Element-and-box listings:
BEGIN
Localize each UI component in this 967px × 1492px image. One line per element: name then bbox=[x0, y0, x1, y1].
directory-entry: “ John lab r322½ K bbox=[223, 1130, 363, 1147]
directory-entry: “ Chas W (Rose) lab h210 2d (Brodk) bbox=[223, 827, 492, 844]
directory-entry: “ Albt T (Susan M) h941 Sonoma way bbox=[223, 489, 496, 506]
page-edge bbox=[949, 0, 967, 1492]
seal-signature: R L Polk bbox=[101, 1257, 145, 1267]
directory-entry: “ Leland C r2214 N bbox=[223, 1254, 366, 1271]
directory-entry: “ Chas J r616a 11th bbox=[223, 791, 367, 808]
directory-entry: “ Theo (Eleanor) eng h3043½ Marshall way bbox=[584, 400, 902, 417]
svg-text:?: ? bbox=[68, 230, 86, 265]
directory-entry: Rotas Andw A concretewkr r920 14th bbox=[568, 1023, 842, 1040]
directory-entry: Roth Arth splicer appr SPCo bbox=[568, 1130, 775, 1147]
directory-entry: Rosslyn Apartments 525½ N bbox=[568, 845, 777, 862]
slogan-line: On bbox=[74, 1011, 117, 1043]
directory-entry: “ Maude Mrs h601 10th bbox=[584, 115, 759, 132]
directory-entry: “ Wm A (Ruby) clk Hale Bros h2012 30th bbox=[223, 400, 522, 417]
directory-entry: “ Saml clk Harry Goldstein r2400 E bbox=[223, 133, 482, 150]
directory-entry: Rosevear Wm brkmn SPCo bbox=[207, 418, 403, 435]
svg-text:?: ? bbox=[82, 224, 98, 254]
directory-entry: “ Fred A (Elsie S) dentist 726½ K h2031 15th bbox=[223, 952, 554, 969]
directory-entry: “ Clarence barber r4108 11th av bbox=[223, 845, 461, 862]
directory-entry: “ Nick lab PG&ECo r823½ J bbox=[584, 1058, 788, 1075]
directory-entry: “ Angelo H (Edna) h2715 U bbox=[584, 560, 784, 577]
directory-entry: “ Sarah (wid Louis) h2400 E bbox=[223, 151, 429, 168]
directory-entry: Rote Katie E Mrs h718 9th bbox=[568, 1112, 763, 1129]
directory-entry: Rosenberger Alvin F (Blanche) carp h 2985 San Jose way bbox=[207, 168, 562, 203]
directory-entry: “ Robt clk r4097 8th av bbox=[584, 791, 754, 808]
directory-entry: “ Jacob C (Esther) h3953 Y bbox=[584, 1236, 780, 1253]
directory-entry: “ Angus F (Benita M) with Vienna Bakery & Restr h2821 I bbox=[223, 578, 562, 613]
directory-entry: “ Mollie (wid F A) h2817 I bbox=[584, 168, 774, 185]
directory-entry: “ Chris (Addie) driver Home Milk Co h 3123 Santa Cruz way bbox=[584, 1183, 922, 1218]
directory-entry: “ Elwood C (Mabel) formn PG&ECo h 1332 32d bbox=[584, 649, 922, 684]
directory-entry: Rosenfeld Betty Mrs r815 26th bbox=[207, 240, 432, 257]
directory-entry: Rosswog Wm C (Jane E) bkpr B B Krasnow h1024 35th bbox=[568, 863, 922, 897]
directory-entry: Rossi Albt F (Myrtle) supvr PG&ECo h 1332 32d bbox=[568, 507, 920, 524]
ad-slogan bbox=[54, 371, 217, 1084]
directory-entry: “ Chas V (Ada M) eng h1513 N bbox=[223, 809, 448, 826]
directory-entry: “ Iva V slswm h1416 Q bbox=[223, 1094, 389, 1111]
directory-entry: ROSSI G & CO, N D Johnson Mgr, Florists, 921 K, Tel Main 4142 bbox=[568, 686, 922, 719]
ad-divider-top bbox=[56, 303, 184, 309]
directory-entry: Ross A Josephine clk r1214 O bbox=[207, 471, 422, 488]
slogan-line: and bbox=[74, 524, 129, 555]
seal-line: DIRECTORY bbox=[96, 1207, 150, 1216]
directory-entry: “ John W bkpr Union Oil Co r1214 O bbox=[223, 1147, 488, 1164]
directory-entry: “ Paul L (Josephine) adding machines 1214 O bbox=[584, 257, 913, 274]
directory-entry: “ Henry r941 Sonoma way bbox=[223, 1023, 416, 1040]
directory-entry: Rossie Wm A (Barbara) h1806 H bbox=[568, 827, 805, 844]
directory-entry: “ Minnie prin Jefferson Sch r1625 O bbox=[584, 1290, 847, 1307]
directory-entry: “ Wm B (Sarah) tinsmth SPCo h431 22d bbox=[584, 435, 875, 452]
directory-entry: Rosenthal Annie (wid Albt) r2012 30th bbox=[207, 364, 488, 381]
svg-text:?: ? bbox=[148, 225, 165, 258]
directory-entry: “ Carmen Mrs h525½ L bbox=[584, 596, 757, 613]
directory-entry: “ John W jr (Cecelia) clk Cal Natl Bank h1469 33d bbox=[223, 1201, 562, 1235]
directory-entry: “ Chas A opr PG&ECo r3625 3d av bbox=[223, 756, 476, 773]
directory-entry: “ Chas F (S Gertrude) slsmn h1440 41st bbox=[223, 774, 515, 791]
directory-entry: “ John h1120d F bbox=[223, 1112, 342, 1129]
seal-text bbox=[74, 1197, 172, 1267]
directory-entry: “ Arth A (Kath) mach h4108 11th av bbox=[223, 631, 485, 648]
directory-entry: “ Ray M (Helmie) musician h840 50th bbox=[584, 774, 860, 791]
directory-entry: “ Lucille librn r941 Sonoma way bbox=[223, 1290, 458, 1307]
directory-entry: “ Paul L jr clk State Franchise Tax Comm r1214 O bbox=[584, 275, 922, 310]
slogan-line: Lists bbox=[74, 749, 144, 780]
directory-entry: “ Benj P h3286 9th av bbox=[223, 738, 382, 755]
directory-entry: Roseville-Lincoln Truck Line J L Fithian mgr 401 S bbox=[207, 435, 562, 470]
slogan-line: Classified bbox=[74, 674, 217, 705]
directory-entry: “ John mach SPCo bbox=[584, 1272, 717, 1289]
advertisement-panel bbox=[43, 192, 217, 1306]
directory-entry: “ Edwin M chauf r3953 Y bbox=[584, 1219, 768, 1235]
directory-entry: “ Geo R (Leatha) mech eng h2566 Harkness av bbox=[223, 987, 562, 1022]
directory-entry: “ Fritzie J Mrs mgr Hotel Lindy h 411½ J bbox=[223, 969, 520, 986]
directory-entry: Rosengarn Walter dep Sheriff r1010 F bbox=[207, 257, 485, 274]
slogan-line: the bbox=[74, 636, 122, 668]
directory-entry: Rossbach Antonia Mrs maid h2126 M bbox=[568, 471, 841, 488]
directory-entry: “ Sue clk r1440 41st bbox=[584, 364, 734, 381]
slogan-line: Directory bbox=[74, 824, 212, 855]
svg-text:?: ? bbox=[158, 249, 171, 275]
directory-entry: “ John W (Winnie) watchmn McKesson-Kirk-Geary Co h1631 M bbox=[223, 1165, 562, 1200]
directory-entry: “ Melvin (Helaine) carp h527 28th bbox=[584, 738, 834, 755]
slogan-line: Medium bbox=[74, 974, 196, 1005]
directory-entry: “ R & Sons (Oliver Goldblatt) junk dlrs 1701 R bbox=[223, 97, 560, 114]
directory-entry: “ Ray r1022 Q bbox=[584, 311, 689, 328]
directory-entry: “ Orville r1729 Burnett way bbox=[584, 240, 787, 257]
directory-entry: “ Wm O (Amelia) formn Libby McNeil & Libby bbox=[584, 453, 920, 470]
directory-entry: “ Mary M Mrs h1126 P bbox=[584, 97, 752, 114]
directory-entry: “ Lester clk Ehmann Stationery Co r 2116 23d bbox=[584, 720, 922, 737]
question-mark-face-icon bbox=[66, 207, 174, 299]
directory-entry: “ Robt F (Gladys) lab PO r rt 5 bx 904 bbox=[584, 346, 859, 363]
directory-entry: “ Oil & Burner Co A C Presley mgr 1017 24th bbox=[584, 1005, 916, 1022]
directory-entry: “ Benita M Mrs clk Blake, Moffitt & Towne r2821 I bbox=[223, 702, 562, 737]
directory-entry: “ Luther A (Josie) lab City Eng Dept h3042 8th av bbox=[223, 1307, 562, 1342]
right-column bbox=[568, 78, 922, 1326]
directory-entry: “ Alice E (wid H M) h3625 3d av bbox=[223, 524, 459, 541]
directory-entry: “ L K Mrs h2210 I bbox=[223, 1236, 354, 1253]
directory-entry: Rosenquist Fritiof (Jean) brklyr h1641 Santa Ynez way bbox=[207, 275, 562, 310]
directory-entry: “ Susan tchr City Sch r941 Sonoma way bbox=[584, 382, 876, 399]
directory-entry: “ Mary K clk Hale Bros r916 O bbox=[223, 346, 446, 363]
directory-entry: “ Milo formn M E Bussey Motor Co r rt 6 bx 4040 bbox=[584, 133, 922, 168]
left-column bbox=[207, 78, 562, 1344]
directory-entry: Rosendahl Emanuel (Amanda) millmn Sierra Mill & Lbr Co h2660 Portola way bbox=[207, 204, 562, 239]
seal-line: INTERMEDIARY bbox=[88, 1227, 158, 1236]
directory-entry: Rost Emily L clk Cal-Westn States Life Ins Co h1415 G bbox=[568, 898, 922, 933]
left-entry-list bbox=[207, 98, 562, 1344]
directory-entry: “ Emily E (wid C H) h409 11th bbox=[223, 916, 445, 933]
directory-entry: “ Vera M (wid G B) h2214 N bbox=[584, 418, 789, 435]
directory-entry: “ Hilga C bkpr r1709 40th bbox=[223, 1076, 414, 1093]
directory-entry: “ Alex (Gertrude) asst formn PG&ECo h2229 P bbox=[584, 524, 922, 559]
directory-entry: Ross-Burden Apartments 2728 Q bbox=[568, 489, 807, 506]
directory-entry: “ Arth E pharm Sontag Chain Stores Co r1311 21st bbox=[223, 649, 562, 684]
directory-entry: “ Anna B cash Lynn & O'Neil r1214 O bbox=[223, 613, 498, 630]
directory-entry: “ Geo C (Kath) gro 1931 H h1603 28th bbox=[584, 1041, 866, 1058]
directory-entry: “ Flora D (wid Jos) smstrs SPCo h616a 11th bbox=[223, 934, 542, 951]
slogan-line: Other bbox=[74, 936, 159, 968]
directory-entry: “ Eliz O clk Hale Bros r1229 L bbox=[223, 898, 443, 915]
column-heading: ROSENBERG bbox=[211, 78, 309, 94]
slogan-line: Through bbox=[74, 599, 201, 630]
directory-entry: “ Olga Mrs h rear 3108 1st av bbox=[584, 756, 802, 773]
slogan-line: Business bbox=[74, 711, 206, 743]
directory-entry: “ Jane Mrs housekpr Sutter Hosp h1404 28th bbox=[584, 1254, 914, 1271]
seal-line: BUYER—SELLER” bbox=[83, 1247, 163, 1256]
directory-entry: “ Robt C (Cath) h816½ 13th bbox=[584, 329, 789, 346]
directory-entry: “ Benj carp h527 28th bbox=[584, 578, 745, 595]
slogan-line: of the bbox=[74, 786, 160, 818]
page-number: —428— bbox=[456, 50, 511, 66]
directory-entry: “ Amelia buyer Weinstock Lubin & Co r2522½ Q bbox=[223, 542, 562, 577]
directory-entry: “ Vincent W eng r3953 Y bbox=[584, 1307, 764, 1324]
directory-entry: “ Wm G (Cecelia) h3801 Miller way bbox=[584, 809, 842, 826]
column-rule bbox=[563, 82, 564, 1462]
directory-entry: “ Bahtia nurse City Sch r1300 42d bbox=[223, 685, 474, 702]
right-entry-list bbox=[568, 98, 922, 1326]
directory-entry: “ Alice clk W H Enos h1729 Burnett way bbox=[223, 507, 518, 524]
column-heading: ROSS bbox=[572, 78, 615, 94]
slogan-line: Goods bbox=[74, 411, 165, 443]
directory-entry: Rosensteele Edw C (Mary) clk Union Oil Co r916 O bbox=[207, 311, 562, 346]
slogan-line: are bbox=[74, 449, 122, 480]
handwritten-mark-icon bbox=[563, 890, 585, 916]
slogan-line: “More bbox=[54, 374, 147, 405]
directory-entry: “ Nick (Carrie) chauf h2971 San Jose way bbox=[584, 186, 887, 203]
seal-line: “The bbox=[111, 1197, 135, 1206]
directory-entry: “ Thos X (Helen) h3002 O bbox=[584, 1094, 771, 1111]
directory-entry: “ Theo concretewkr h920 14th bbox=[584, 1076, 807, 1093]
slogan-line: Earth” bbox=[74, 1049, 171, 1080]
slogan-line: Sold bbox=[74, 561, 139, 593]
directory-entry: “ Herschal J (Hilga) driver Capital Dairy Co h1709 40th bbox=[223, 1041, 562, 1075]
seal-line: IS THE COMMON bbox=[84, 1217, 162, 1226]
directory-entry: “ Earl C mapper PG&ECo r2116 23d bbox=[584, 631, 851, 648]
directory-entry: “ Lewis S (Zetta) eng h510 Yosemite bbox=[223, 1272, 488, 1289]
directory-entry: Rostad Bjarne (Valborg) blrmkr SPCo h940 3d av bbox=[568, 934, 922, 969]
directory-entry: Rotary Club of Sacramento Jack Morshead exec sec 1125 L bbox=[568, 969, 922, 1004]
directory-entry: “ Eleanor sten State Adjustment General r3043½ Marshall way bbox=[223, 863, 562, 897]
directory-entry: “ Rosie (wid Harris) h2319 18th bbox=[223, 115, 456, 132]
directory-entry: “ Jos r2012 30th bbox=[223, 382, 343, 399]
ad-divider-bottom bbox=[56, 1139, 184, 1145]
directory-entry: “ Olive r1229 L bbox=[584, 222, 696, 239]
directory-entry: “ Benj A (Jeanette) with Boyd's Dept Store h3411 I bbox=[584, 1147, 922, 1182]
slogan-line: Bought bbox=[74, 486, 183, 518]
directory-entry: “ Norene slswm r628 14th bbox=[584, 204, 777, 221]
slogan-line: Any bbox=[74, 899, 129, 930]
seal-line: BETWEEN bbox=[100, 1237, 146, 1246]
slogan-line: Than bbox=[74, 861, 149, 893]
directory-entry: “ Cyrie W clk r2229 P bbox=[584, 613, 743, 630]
END
Goal of the exercise
Reproduce every line of the entries, from the very first one down to and including the line that contains "slogan-line: On bbox=[74, 1011, 117, 1043]", with nothing before or after.

Full answer
Localize each UI component in this 967px × 1492px image. One line per element: name then bbox=[x0, y0, x1, y1].
directory-entry: “ John lab r322½ K bbox=[223, 1130, 363, 1147]
directory-entry: “ Chas W (Rose) lab h210 2d (Brodk) bbox=[223, 827, 492, 844]
directory-entry: “ Albt T (Susan M) h941 Sonoma way bbox=[223, 489, 496, 506]
page-edge bbox=[949, 0, 967, 1492]
seal-signature: R L Polk bbox=[101, 1257, 145, 1267]
directory-entry: “ Leland C r2214 N bbox=[223, 1254, 366, 1271]
directory-entry: “ Chas J r616a 11th bbox=[223, 791, 367, 808]
directory-entry: “ Theo (Eleanor) eng h3043½ Marshall way bbox=[584, 400, 902, 417]
svg-text:?: ? bbox=[68, 230, 86, 265]
directory-entry: Rotas Andw A concretewkr r920 14th bbox=[568, 1023, 842, 1040]
directory-entry: Roth Arth splicer appr SPCo bbox=[568, 1130, 775, 1147]
directory-entry: Rosslyn Apartments 525½ N bbox=[568, 845, 777, 862]
slogan-line: On bbox=[74, 1011, 117, 1043]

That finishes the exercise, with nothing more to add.